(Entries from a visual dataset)
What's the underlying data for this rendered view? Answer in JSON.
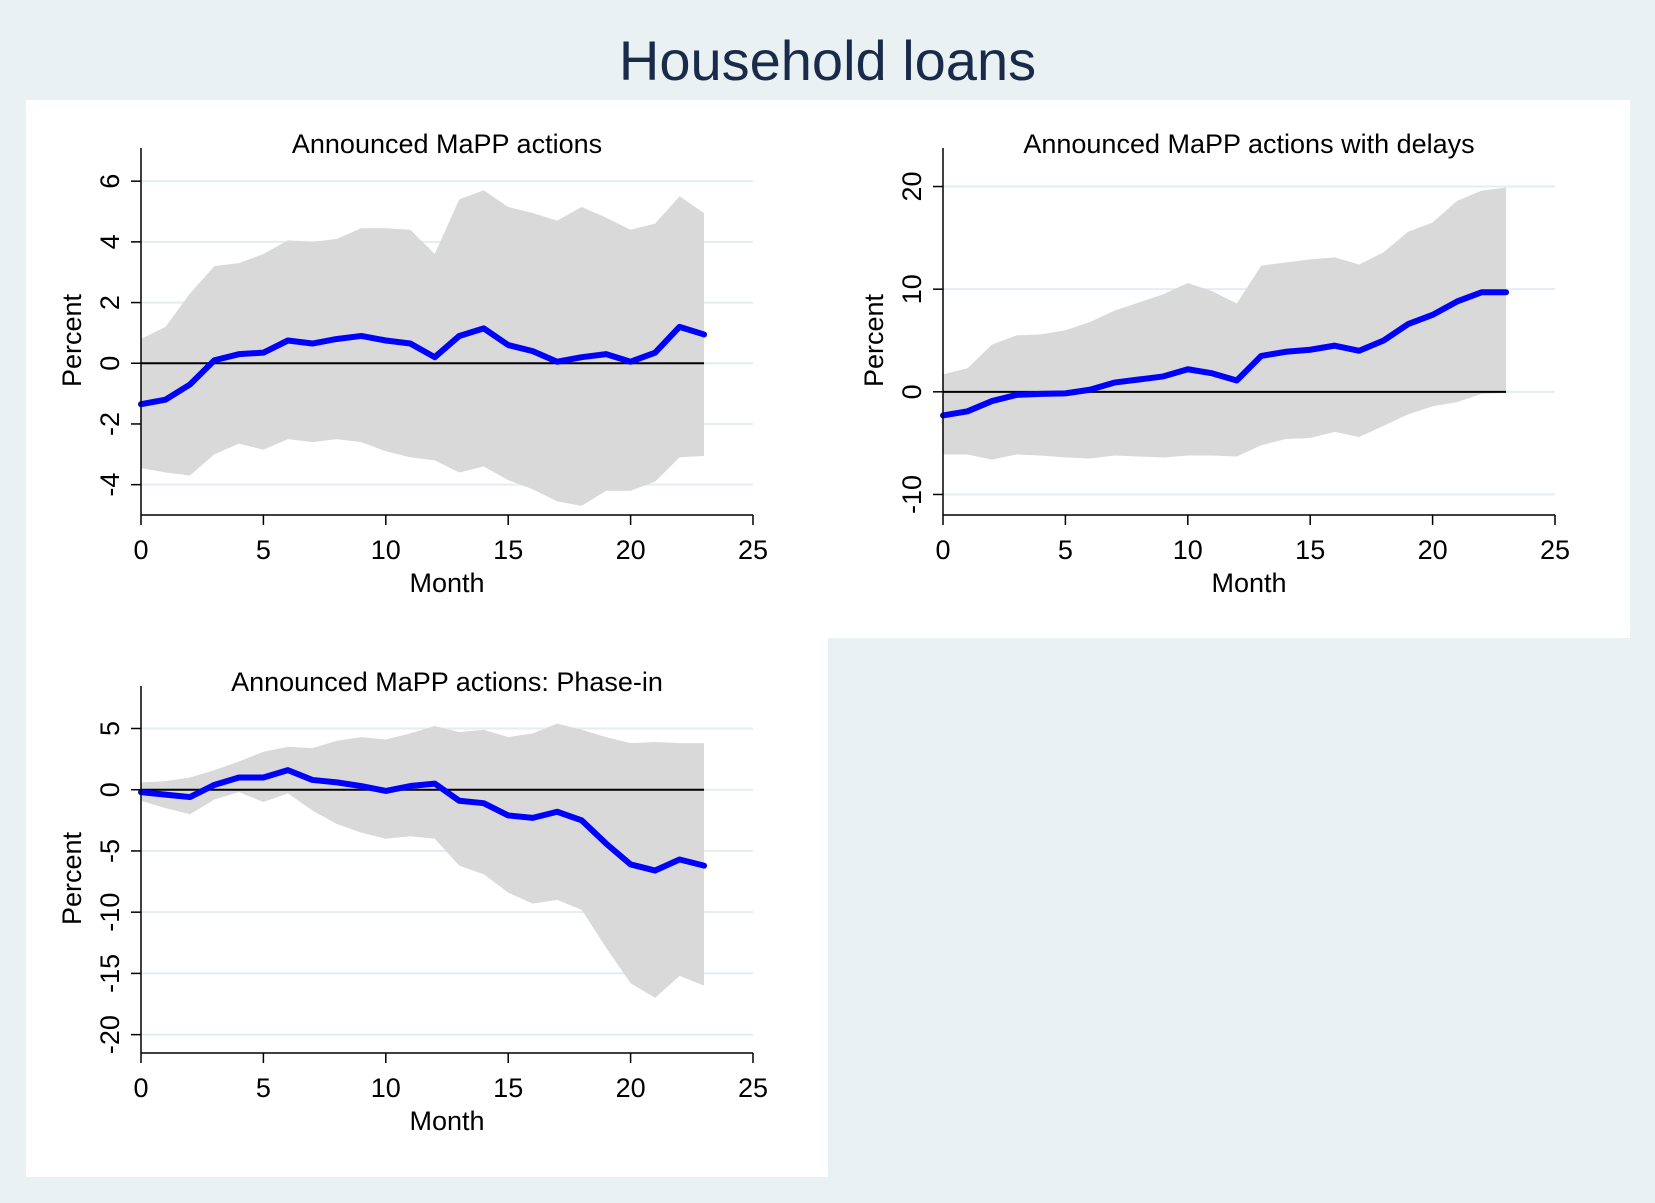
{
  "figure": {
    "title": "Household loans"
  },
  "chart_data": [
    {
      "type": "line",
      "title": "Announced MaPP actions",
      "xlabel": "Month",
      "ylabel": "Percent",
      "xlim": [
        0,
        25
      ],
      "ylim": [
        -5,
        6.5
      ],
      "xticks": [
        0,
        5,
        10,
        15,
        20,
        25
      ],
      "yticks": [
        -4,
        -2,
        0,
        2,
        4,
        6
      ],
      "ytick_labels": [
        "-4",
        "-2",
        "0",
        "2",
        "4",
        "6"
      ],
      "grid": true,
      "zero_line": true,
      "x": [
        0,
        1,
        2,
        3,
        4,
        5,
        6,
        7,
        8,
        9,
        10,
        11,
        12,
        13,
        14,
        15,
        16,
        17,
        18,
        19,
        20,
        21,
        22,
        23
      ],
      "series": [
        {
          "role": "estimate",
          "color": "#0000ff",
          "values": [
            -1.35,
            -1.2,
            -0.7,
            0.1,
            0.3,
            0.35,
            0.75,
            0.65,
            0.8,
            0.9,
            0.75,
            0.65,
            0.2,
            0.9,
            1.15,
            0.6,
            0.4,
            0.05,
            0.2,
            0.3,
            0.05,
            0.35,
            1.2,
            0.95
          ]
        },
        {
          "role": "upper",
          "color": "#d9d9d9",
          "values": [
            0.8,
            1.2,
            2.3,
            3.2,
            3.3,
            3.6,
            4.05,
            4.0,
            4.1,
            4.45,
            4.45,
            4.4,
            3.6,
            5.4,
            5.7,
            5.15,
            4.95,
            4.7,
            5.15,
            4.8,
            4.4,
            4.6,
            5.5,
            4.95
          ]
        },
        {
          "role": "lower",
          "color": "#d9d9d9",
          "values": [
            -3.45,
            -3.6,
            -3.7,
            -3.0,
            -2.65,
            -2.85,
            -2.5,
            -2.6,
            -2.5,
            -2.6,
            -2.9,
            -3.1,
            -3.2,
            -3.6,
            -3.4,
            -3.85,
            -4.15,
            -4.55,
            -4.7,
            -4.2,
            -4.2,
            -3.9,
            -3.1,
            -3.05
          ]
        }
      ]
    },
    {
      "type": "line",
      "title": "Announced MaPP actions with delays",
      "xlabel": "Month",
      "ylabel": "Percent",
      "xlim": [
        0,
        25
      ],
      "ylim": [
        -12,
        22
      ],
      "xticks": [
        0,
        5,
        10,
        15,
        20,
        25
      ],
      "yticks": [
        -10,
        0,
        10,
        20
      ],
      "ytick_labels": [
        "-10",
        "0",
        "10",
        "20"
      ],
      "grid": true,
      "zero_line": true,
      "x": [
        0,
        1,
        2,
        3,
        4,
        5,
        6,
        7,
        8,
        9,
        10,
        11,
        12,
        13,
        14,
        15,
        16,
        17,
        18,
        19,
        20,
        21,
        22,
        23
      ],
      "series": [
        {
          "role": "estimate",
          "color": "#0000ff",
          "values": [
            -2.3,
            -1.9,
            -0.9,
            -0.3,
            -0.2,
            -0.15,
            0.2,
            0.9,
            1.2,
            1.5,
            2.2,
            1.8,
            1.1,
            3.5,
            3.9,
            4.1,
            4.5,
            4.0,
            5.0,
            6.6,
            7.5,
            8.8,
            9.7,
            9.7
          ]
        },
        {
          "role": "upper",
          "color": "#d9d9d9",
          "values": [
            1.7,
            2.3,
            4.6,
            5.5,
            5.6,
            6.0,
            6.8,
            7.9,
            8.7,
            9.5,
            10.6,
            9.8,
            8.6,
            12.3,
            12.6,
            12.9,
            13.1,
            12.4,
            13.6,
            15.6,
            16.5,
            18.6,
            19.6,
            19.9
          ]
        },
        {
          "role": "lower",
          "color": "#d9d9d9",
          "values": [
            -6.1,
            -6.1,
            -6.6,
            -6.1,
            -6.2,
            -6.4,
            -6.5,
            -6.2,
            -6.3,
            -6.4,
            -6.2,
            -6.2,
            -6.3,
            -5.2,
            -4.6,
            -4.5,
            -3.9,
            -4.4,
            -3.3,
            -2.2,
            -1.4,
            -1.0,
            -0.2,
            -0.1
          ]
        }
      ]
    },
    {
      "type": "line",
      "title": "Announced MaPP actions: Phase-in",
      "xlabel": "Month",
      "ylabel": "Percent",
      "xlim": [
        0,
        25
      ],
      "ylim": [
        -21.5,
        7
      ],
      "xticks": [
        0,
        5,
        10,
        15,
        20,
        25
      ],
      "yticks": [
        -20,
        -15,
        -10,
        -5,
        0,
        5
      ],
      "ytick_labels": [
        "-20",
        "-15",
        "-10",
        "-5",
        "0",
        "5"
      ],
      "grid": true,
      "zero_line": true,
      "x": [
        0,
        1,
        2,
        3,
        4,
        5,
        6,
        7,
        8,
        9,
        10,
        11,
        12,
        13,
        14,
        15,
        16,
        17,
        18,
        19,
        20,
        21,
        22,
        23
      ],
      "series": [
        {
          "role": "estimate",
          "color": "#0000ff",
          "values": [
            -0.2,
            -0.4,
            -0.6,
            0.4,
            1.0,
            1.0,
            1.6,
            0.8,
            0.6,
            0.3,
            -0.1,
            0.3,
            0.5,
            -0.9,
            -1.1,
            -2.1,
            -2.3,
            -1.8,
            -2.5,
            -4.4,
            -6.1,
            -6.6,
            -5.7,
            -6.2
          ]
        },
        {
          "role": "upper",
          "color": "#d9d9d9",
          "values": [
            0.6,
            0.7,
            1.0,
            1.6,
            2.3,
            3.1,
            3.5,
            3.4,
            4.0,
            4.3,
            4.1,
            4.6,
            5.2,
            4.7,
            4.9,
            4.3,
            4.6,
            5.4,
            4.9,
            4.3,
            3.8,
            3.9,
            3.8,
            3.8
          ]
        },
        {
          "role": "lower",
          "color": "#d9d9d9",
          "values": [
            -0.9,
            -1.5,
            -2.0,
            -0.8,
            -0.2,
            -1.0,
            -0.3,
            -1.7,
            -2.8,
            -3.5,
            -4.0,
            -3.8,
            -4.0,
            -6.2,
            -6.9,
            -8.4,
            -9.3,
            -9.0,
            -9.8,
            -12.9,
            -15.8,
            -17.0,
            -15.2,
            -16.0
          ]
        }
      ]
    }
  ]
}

=== What you are asked to do ===
Pictures are to be left out; repeat all the remaining data exactly.

=== Solution for this problem ===
What's the underlying data for this rendered view? Answer in JSON.
{
  "figure": {
    "title": "Household loans"
  },
  "chart_data": [
    {
      "type": "line",
      "title": "Announced MaPP actions",
      "xlabel": "Month",
      "ylabel": "Percent",
      "xlim": [
        0,
        25
      ],
      "ylim": [
        -5,
        6.5
      ],
      "xticks": [
        0,
        5,
        10,
        15,
        20,
        25
      ],
      "yticks": [
        -4,
        -2,
        0,
        2,
        4,
        6
      ],
      "ytick_labels": [
        "-4",
        "-2",
        "0",
        "2",
        "4",
        "6"
      ],
      "grid": true,
      "zero_line": true,
      "x": [
        0,
        1,
        2,
        3,
        4,
        5,
        6,
        7,
        8,
        9,
        10,
        11,
        12,
        13,
        14,
        15,
        16,
        17,
        18,
        19,
        20,
        21,
        22,
        23
      ],
      "series": [
        {
          "role": "estimate",
          "color": "#0000ff",
          "values": [
            -1.35,
            -1.2,
            -0.7,
            0.1,
            0.3,
            0.35,
            0.75,
            0.65,
            0.8,
            0.9,
            0.75,
            0.65,
            0.2,
            0.9,
            1.15,
            0.6,
            0.4,
            0.05,
            0.2,
            0.3,
            0.05,
            0.35,
            1.2,
            0.95
          ]
        },
        {
          "role": "upper",
          "color": "#d9d9d9",
          "values": [
            0.8,
            1.2,
            2.3,
            3.2,
            3.3,
            3.6,
            4.05,
            4.0,
            4.1,
            4.45,
            4.45,
            4.4,
            3.6,
            5.4,
            5.7,
            5.15,
            4.95,
            4.7,
            5.15,
            4.8,
            4.4,
            4.6,
            5.5,
            4.95
          ]
        },
        {
          "role": "lower",
          "color": "#d9d9d9",
          "values": [
            -3.45,
            -3.6,
            -3.7,
            -3.0,
            -2.65,
            -2.85,
            -2.5,
            -2.6,
            -2.5,
            -2.6,
            -2.9,
            -3.1,
            -3.2,
            -3.6,
            -3.4,
            -3.85,
            -4.15,
            -4.55,
            -4.7,
            -4.2,
            -4.2,
            -3.9,
            -3.1,
            -3.05
          ]
        }
      ]
    },
    {
      "type": "line",
      "title": "Announced MaPP actions with delays",
      "xlabel": "Month",
      "ylabel": "Percent",
      "xlim": [
        0,
        25
      ],
      "ylim": [
        -12,
        22
      ],
      "xticks": [
        0,
        5,
        10,
        15,
        20,
        25
      ],
      "yticks": [
        -10,
        0,
        10,
        20
      ],
      "ytick_labels": [
        "-10",
        "0",
        "10",
        "20"
      ],
      "grid": true,
      "zero_line": true,
      "x": [
        0,
        1,
        2,
        3,
        4,
        5,
        6,
        7,
        8,
        9,
        10,
        11,
        12,
        13,
        14,
        15,
        16,
        17,
        18,
        19,
        20,
        21,
        22,
        23
      ],
      "series": [
        {
          "role": "estimate",
          "color": "#0000ff",
          "values": [
            -2.3,
            -1.9,
            -0.9,
            -0.3,
            -0.2,
            -0.15,
            0.2,
            0.9,
            1.2,
            1.5,
            2.2,
            1.8,
            1.1,
            3.5,
            3.9,
            4.1,
            4.5,
            4.0,
            5.0,
            6.6,
            7.5,
            8.8,
            9.7,
            9.7
          ]
        },
        {
          "role": "upper",
          "color": "#d9d9d9",
          "values": [
            1.7,
            2.3,
            4.6,
            5.5,
            5.6,
            6.0,
            6.8,
            7.9,
            8.7,
            9.5,
            10.6,
            9.8,
            8.6,
            12.3,
            12.6,
            12.9,
            13.1,
            12.4,
            13.6,
            15.6,
            16.5,
            18.6,
            19.6,
            19.9
          ]
        },
        {
          "role": "lower",
          "color": "#d9d9d9",
          "values": [
            -6.1,
            -6.1,
            -6.6,
            -6.1,
            -6.2,
            -6.4,
            -6.5,
            -6.2,
            -6.3,
            -6.4,
            -6.2,
            -6.2,
            -6.3,
            -5.2,
            -4.6,
            -4.5,
            -3.9,
            -4.4,
            -3.3,
            -2.2,
            -1.4,
            -1.0,
            -0.2,
            -0.1
          ]
        }
      ]
    },
    {
      "type": "line",
      "title": "Announced MaPP actions: Phase-in",
      "xlabel": "Month",
      "ylabel": "Percent",
      "xlim": [
        0,
        25
      ],
      "ylim": [
        -21.5,
        7
      ],
      "xticks": [
        0,
        5,
        10,
        15,
        20,
        25
      ],
      "yticks": [
        -20,
        -15,
        -10,
        -5,
        0,
        5
      ],
      "ytick_labels": [
        "-20",
        "-15",
        "-10",
        "-5",
        "0",
        "5"
      ],
      "grid": true,
      "zero_line": true,
      "x": [
        0,
        1,
        2,
        3,
        4,
        5,
        6,
        7,
        8,
        9,
        10,
        11,
        12,
        13,
        14,
        15,
        16,
        17,
        18,
        19,
        20,
        21,
        22,
        23
      ],
      "series": [
        {
          "role": "estimate",
          "color": "#0000ff",
          "values": [
            -0.2,
            -0.4,
            -0.6,
            0.4,
            1.0,
            1.0,
            1.6,
            0.8,
            0.6,
            0.3,
            -0.1,
            0.3,
            0.5,
            -0.9,
            -1.1,
            -2.1,
            -2.3,
            -1.8,
            -2.5,
            -4.4,
            -6.1,
            -6.6,
            -5.7,
            -6.2
          ]
        },
        {
          "role": "upper",
          "color": "#d9d9d9",
          "values": [
            0.6,
            0.7,
            1.0,
            1.6,
            2.3,
            3.1,
            3.5,
            3.4,
            4.0,
            4.3,
            4.1,
            4.6,
            5.2,
            4.7,
            4.9,
            4.3,
            4.6,
            5.4,
            4.9,
            4.3,
            3.8,
            3.9,
            3.8,
            3.8
          ]
        },
        {
          "role": "lower",
          "color": "#d9d9d9",
          "values": [
            -0.9,
            -1.5,
            -2.0,
            -0.8,
            -0.2,
            -1.0,
            -0.3,
            -1.7,
            -2.8,
            -3.5,
            -4.0,
            -3.8,
            -4.0,
            -6.2,
            -6.9,
            -8.4,
            -9.3,
            -9.0,
            -9.8,
            -12.9,
            -15.8,
            -17.0,
            -15.2,
            -16.0
          ]
        }
      ]
    }
  ]
}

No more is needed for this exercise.